(begin)
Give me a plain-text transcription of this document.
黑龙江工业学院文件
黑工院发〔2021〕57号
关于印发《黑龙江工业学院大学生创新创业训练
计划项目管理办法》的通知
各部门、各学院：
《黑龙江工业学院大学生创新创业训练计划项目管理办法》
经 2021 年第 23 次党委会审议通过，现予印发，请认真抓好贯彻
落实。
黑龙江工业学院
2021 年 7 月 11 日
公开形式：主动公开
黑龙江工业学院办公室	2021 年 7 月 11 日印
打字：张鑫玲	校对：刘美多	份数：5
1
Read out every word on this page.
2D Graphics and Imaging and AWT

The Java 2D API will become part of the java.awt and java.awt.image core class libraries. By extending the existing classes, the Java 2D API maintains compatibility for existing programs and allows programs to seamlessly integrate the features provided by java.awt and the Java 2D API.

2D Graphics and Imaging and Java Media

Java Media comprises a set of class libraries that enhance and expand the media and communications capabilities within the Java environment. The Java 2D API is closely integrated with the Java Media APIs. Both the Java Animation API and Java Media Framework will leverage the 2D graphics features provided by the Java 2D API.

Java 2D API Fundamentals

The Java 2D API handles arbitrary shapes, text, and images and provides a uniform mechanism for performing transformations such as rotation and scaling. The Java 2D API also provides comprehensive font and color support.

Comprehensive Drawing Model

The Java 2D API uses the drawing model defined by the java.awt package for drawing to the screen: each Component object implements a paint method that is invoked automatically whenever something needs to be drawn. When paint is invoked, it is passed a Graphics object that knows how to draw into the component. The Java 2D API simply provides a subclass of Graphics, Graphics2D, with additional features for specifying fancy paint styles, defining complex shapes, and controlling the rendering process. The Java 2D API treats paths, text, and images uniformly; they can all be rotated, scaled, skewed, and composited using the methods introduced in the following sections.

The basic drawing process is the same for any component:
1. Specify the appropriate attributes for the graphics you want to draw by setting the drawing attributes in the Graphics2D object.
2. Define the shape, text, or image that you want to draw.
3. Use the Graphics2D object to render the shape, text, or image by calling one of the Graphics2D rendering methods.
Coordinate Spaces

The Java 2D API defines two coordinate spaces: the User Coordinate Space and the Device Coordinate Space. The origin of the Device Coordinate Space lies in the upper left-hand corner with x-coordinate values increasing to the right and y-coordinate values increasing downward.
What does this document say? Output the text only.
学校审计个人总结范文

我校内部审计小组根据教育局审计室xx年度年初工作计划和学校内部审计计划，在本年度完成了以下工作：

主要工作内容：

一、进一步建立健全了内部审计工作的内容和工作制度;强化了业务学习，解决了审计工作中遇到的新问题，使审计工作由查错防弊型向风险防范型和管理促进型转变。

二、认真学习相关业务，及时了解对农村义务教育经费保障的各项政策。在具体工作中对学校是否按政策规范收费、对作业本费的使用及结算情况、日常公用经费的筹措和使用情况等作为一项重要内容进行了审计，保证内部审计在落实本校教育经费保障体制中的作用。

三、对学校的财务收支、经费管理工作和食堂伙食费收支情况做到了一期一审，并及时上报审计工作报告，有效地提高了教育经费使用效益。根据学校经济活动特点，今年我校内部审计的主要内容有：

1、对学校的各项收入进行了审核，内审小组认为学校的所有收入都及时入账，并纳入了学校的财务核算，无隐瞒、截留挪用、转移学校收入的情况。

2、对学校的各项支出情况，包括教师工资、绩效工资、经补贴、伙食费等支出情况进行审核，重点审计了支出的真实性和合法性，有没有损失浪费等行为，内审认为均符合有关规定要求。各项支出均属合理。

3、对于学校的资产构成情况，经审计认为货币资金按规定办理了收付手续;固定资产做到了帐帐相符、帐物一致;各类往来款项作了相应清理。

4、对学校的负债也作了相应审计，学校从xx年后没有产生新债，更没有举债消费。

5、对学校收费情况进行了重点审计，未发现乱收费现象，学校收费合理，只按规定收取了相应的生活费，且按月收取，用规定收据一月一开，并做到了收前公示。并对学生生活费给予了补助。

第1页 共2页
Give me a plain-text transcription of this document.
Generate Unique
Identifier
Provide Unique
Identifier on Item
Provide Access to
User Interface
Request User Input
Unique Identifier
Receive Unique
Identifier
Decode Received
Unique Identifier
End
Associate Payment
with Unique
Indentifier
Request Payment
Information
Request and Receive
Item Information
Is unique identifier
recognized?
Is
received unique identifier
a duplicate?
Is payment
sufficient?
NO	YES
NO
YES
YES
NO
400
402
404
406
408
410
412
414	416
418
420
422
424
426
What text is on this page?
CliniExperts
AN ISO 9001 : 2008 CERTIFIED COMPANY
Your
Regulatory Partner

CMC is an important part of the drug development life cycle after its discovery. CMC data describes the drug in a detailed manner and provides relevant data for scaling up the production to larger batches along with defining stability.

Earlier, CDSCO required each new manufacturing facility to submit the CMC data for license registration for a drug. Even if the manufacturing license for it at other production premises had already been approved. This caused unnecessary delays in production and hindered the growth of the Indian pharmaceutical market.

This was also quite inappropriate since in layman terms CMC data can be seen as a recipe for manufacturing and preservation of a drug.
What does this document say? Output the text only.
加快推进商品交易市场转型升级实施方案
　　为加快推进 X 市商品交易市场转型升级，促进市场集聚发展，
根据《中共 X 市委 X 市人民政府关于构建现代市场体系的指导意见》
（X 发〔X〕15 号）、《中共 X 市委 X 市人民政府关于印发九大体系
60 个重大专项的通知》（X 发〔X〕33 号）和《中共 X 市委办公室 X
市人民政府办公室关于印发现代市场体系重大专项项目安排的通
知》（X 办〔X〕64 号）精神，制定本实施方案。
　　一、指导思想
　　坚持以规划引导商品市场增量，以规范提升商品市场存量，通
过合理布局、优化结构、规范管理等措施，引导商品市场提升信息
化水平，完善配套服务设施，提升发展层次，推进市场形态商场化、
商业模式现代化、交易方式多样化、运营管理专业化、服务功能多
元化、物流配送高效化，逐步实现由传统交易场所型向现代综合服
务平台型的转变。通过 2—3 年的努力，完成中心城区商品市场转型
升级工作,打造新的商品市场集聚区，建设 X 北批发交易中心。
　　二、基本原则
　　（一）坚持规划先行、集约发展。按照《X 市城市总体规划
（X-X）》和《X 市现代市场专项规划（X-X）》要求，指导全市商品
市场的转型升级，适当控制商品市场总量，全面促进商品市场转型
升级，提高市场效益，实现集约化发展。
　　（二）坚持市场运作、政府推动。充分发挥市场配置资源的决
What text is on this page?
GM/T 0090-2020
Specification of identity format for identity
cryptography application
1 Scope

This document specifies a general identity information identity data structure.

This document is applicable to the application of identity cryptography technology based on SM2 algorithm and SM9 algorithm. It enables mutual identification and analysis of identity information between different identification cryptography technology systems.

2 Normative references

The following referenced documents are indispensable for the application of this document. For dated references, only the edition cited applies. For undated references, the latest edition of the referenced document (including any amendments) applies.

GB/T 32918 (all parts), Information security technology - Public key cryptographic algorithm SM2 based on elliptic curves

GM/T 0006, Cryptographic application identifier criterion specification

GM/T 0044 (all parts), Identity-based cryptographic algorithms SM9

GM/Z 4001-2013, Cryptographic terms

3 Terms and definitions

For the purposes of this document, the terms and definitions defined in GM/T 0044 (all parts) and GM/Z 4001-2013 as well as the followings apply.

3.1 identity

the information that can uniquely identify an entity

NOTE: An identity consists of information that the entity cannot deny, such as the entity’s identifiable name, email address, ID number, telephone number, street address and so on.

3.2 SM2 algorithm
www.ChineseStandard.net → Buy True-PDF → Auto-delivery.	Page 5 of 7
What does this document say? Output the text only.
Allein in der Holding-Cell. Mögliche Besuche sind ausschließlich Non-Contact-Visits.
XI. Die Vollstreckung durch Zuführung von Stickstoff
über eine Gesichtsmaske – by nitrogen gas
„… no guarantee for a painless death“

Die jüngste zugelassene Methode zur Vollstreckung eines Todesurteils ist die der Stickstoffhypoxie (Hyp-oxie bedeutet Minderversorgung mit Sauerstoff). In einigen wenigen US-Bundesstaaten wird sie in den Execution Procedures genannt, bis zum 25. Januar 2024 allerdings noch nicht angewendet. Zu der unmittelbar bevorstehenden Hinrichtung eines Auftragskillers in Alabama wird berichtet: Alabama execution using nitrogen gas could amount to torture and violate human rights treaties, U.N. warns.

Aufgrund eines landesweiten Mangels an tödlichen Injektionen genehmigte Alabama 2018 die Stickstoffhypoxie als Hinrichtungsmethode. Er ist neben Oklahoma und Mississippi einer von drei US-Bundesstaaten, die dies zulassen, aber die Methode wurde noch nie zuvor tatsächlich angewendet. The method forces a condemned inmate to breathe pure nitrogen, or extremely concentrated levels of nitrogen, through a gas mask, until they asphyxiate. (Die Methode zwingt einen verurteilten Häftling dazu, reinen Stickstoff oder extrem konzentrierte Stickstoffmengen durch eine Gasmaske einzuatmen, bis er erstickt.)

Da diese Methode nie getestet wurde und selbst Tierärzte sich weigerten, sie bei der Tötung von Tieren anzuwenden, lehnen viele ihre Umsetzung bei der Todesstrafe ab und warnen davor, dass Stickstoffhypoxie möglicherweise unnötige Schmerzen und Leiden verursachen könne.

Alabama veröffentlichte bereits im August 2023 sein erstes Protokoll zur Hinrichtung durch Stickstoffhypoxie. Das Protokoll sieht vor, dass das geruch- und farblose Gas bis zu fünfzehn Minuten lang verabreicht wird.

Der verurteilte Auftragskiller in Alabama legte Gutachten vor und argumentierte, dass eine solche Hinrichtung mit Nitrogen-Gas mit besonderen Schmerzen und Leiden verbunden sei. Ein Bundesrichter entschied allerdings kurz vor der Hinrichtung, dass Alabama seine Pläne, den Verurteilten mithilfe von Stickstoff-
(end)
Instructions for the task | Gather every line containing the word "Imaging" and copy it.

Result of this task |
2D Graphics and Imaging and AWT
2D Graphics and Imaging and Java Media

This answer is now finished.